Problem details: Skip the images and copy each record exactly as written.
++++
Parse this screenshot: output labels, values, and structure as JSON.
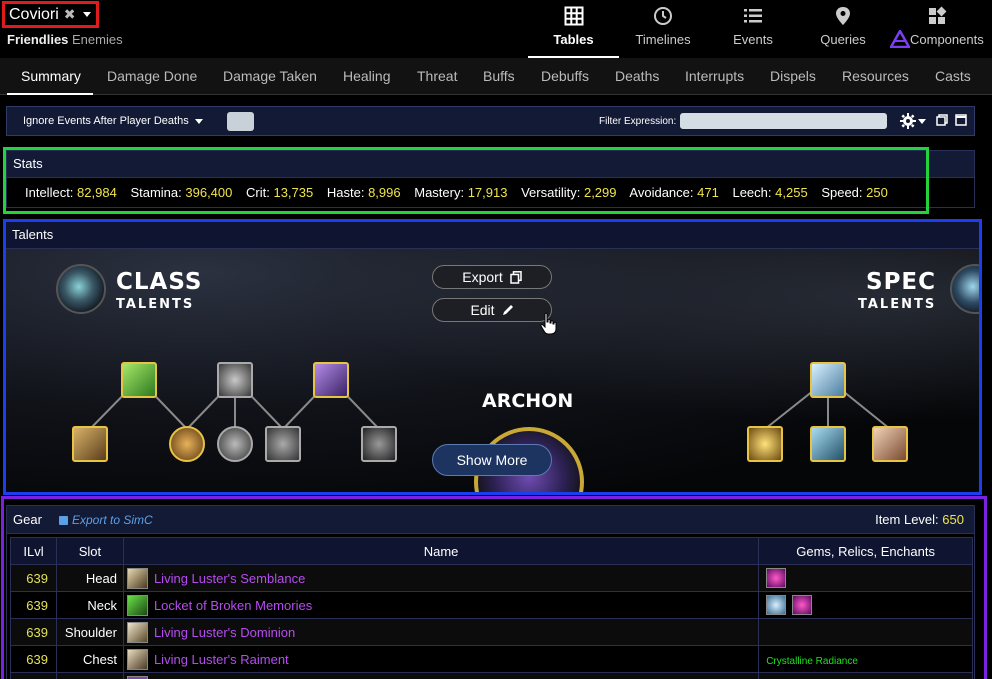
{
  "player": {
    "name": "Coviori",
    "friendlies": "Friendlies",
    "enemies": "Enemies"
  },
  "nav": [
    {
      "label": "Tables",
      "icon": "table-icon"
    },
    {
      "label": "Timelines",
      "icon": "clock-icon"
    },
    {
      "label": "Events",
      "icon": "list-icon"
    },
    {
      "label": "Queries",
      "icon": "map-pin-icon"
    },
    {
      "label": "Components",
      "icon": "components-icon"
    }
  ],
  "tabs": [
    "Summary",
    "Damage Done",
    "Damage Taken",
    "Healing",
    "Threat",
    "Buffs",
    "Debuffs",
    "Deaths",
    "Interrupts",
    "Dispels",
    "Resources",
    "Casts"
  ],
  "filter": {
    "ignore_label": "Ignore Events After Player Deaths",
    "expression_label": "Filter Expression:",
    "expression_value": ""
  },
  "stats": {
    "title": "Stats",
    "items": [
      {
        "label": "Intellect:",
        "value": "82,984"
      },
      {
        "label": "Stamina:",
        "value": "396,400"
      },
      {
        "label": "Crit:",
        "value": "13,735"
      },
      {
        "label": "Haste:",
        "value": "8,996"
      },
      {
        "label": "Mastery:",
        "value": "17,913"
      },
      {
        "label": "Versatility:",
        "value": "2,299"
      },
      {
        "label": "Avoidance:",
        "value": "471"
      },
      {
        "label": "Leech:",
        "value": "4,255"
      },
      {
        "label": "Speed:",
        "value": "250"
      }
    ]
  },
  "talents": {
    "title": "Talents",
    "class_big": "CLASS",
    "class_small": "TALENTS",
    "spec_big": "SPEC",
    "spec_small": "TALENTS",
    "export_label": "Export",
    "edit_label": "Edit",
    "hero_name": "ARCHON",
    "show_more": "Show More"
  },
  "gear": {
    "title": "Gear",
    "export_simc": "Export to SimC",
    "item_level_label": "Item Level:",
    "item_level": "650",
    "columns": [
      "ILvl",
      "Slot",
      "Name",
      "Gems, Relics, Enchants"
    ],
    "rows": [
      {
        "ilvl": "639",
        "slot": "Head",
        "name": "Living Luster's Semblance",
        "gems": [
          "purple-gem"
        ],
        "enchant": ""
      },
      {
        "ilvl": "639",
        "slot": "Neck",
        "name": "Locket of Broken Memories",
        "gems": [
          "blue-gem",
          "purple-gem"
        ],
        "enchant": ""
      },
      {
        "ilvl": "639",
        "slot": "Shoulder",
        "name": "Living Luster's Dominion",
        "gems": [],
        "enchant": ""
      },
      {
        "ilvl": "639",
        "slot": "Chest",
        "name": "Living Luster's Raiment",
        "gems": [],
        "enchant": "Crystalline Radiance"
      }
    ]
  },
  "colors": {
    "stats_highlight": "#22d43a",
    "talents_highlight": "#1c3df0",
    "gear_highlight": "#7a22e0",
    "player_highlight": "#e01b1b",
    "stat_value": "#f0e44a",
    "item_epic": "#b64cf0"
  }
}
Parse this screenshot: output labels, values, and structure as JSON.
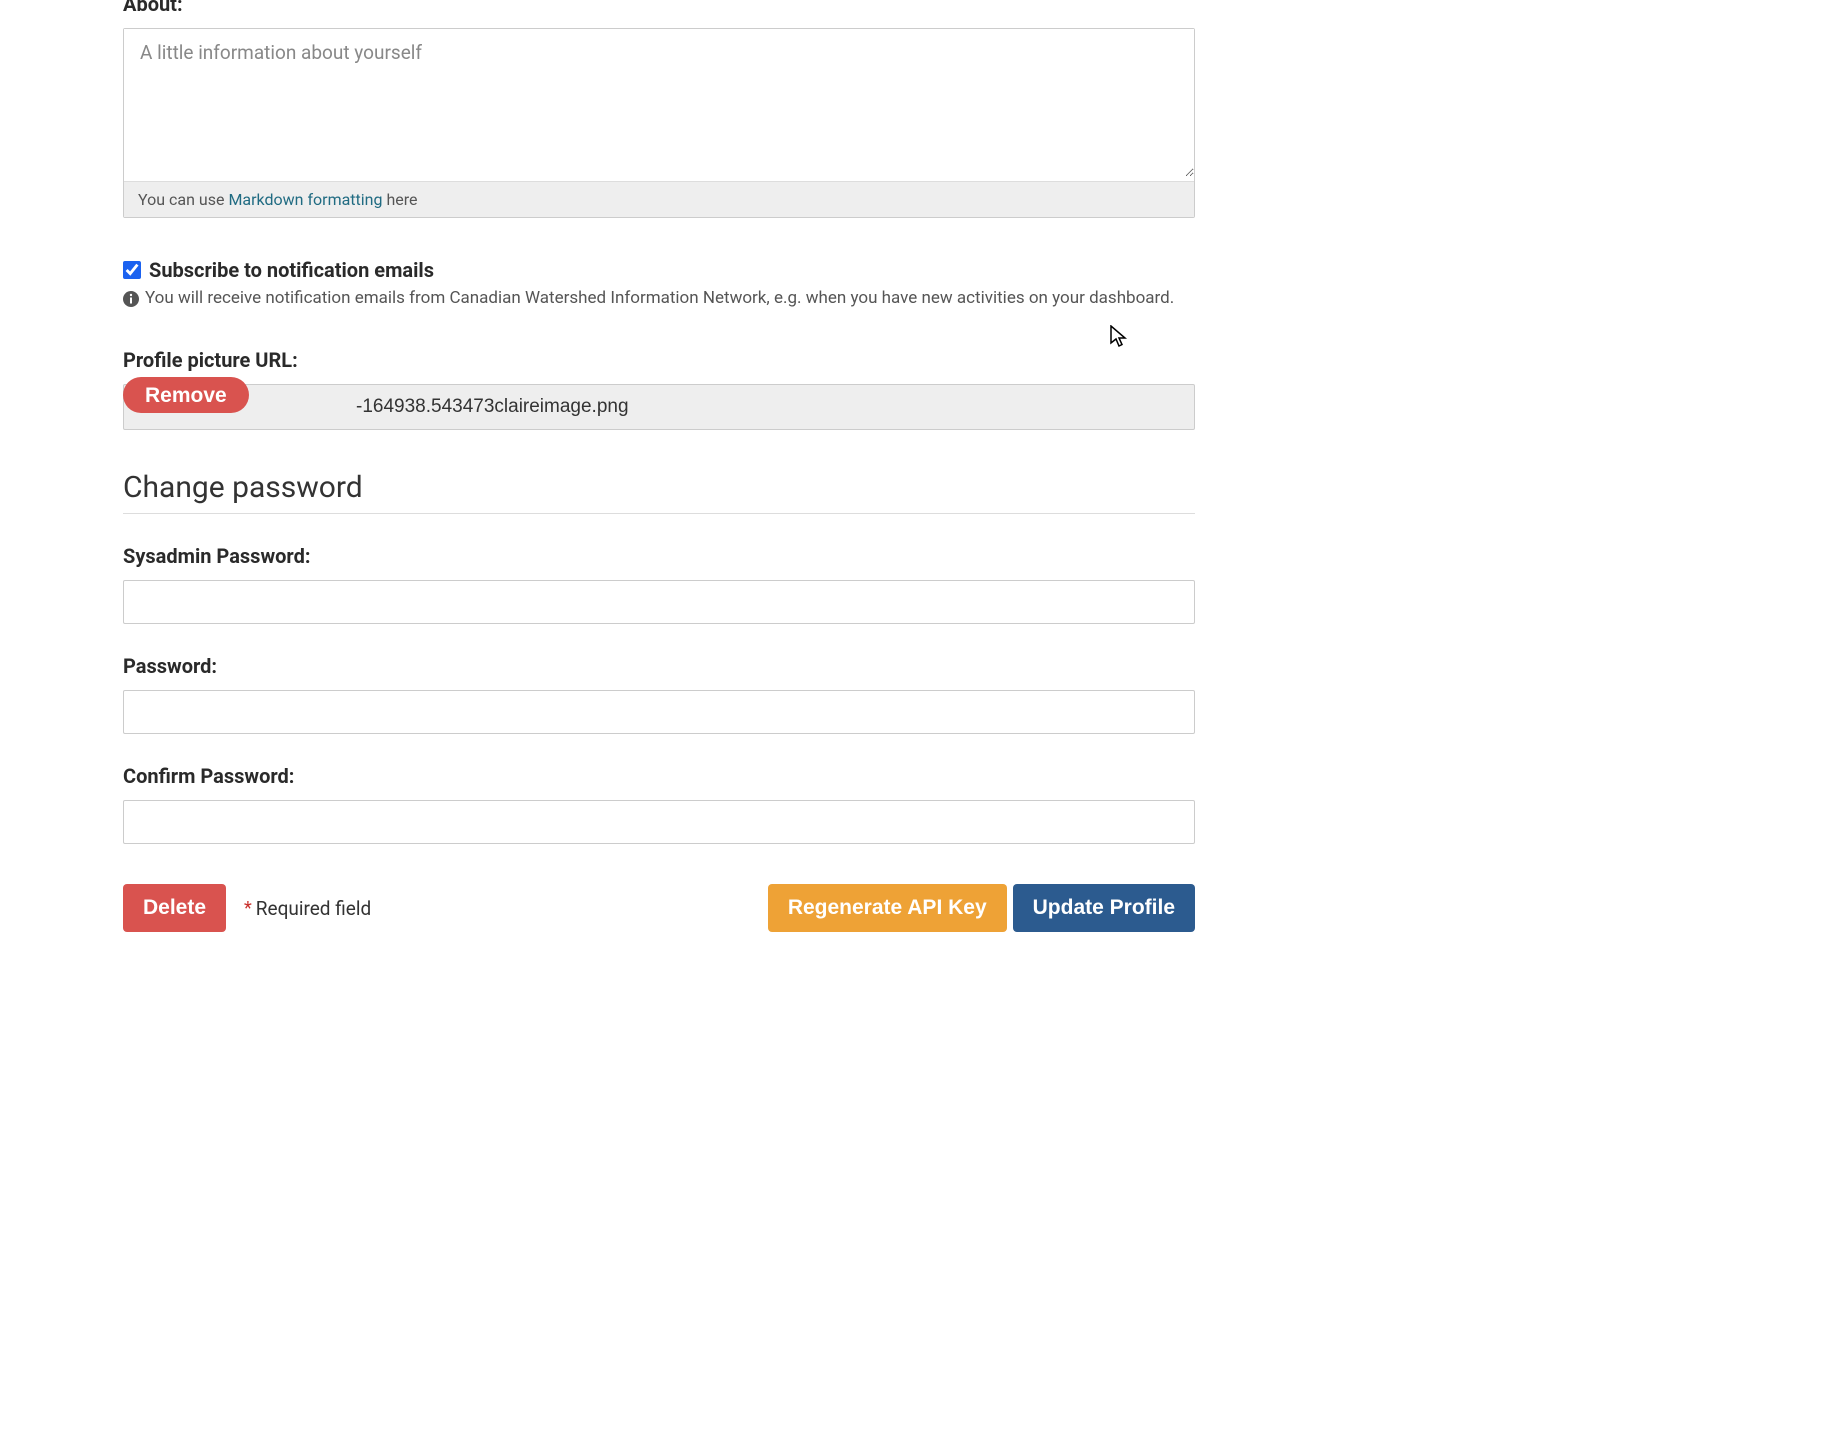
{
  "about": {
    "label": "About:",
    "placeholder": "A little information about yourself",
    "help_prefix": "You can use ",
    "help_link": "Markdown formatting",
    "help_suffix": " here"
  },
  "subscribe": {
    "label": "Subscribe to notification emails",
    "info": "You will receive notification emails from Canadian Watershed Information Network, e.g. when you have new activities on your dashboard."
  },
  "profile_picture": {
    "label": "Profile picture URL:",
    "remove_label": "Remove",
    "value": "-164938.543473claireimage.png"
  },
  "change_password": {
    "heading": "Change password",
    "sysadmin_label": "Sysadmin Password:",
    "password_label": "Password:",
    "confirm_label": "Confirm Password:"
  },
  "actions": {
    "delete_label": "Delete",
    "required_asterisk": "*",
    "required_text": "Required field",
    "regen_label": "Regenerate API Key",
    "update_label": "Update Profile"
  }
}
++++
Result for this task:
Parse this screenshot: output labels, values, and structure as JSON.
{
  "player": {
    "name": "Coviori",
    "friendlies": "Friendlies",
    "enemies": "Enemies"
  },
  "nav": [
    {
      "label": "Tables",
      "icon": "table-icon"
    },
    {
      "label": "Timelines",
      "icon": "clock-icon"
    },
    {
      "label": "Events",
      "icon": "list-icon"
    },
    {
      "label": "Queries",
      "icon": "map-pin-icon"
    },
    {
      "label": "Components",
      "icon": "components-icon"
    }
  ],
  "tabs": [
    "Summary",
    "Damage Done",
    "Damage Taken",
    "Healing",
    "Threat",
    "Buffs",
    "Debuffs",
    "Deaths",
    "Interrupts",
    "Dispels",
    "Resources",
    "Casts"
  ],
  "filter": {
    "ignore_label": "Ignore Events After Player Deaths",
    "expression_label": "Filter Expression:",
    "expression_value": ""
  },
  "stats": {
    "title": "Stats",
    "items": [
      {
        "label": "Intellect:",
        "value": "82,984"
      },
      {
        "label": "Stamina:",
        "value": "396,400"
      },
      {
        "label": "Crit:",
        "value": "13,735"
      },
      {
        "label": "Haste:",
        "value": "8,996"
      },
      {
        "label": "Mastery:",
        "value": "17,913"
      },
      {
        "label": "Versatility:",
        "value": "2,299"
      },
      {
        "label": "Avoidance:",
        "value": "471"
      },
      {
        "label": "Leech:",
        "value": "4,255"
      },
      {
        "label": "Speed:",
        "value": "250"
      }
    ]
  },
  "talents": {
    "title": "Talents",
    "class_big": "CLASS",
    "class_small": "TALENTS",
    "spec_big": "SPEC",
    "spec_small": "TALENTS",
    "export_label": "Export",
    "edit_label": "Edit",
    "hero_name": "ARCHON",
    "show_more": "Show More"
  },
  "gear": {
    "title": "Gear",
    "export_simc": "Export to SimC",
    "item_level_label": "Item Level:",
    "item_level": "650",
    "columns": [
      "ILvl",
      "Slot",
      "Name",
      "Gems, Relics, Enchants"
    ],
    "rows": [
      {
        "ilvl": "639",
        "slot": "Head",
        "name": "Living Luster's Semblance",
        "gems": [
          "purple-gem"
        ],
        "enchant": ""
      },
      {
        "ilvl": "639",
        "slot": "Neck",
        "name": "Locket of Broken Memories",
        "gems": [
          "blue-gem",
          "purple-gem"
        ],
        "enchant": ""
      },
      {
        "ilvl": "639",
        "slot": "Shoulder",
        "name": "Living Luster's Dominion",
        "gems": [],
        "enchant": ""
      },
      {
        "ilvl": "639",
        "slot": "Chest",
        "name": "Living Luster's Raiment",
        "gems": [],
        "enchant": "Crystalline Radiance"
      }
    ]
  },
  "colors": {
    "stats_highlight": "#22d43a",
    "talents_highlight": "#1c3df0",
    "gear_highlight": "#7a22e0",
    "player_highlight": "#e01b1b",
    "stat_value": "#f0e44a",
    "item_epic": "#b64cf0"
  }
}
Parse this screenshot: output labels, values, and structure as JSON.
{
  "about": {
    "label": "About:",
    "placeholder": "A little information about yourself",
    "help_prefix": "You can use ",
    "help_link": "Markdown formatting",
    "help_suffix": " here"
  },
  "subscribe": {
    "label": "Subscribe to notification emails",
    "info": "You will receive notification emails from Canadian Watershed Information Network, e.g. when you have new activities on your dashboard."
  },
  "profile_picture": {
    "label": "Profile picture URL:",
    "remove_label": "Remove",
    "value": "-164938.543473claireimage.png"
  },
  "change_password": {
    "heading": "Change password",
    "sysadmin_label": "Sysadmin Password:",
    "password_label": "Password:",
    "confirm_label": "Confirm Password:"
  },
  "actions": {
    "delete_label": "Delete",
    "required_asterisk": "*",
    "required_text": "Required field",
    "regen_label": "Regenerate API Key",
    "update_label": "Update Profile"
  }
}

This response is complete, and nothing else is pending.